* begin Given data *

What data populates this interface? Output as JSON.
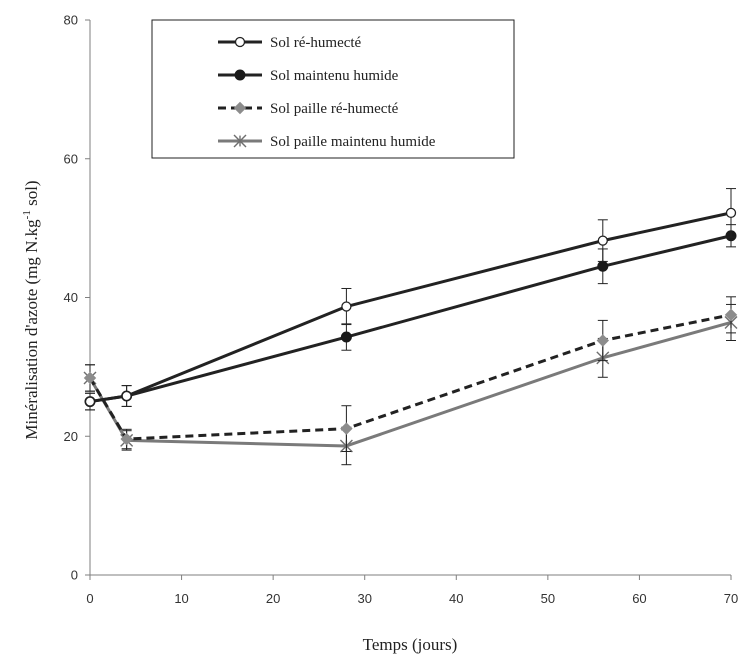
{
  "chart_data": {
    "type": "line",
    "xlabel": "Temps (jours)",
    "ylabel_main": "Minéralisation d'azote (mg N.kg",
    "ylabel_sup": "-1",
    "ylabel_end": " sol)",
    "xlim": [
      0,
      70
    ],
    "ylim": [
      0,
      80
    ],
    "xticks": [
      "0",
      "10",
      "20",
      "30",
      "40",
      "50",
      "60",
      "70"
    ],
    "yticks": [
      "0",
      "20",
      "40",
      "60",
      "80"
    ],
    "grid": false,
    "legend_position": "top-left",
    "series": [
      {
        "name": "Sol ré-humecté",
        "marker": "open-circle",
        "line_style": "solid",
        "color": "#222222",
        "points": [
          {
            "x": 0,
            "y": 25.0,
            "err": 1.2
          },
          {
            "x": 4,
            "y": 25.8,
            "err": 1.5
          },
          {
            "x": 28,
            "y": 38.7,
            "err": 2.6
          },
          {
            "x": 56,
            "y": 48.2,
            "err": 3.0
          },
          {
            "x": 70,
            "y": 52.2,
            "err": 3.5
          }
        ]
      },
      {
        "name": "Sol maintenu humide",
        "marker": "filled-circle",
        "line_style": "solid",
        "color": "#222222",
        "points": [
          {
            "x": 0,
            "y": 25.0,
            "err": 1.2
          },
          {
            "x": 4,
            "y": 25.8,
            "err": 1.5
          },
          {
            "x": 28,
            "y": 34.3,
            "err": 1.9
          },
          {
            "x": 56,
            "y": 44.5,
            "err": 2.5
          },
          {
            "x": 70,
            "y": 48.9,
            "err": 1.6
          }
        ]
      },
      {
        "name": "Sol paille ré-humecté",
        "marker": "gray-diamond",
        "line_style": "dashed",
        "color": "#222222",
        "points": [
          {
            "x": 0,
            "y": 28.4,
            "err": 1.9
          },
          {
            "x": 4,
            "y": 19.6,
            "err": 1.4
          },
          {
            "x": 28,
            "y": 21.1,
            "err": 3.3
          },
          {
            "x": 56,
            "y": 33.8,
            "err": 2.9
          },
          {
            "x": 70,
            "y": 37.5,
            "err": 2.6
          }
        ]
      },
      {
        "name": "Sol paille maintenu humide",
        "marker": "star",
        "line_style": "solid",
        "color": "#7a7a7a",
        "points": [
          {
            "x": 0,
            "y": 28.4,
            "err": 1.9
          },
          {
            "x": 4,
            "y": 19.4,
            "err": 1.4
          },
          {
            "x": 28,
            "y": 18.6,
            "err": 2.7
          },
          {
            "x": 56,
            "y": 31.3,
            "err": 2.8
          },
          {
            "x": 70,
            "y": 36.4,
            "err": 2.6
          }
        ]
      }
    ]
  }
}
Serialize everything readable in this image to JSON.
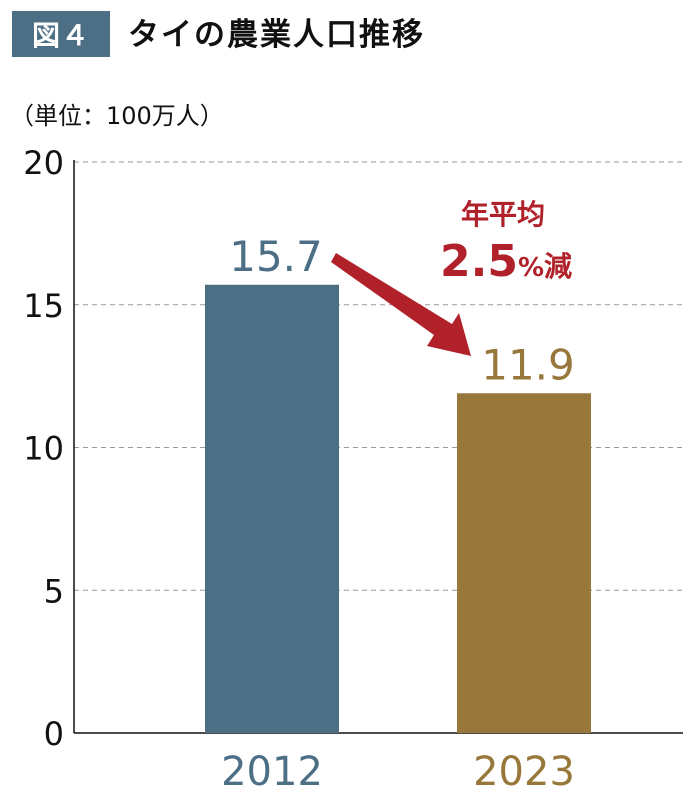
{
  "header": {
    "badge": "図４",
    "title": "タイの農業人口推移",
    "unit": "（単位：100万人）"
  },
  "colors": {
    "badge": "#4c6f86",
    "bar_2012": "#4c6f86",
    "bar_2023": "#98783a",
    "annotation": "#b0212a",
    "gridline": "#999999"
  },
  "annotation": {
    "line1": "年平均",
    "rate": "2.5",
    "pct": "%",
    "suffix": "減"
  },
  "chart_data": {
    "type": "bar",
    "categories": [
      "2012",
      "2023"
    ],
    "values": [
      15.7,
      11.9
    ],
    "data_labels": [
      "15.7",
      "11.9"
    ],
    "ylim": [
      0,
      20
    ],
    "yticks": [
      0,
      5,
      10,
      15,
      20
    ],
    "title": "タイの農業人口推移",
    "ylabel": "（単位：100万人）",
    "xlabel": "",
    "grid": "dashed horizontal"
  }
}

* end Given data *
* begin Given data *

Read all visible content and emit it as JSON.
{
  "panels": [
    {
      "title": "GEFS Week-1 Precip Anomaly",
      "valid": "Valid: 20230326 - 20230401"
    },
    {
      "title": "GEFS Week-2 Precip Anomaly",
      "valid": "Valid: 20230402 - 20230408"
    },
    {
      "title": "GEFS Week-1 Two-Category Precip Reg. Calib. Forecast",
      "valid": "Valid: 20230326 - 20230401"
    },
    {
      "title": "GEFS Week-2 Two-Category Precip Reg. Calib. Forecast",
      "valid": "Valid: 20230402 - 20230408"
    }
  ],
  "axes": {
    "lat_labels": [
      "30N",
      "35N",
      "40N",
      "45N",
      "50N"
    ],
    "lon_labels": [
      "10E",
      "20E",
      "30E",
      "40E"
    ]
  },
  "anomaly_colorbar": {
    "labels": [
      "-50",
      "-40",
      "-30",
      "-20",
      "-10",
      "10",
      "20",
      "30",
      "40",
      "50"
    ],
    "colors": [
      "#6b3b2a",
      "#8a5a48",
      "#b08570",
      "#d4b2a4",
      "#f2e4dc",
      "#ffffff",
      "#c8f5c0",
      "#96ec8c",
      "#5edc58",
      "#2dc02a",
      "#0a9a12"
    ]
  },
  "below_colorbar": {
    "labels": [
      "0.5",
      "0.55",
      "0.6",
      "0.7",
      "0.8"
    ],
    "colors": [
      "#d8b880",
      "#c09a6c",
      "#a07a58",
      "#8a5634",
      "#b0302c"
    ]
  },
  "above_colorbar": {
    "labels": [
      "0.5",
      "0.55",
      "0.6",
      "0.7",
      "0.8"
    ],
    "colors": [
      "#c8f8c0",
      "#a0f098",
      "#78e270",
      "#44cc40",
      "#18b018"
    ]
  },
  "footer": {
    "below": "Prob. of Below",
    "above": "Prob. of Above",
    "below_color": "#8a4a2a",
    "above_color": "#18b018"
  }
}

* end Given data *

Copy each line of the data above that holds "JSON".

What data populates this interface? Output as JSON.
Serialize everything readable in this image to JSON.
Read all visible content and emit it as JSON.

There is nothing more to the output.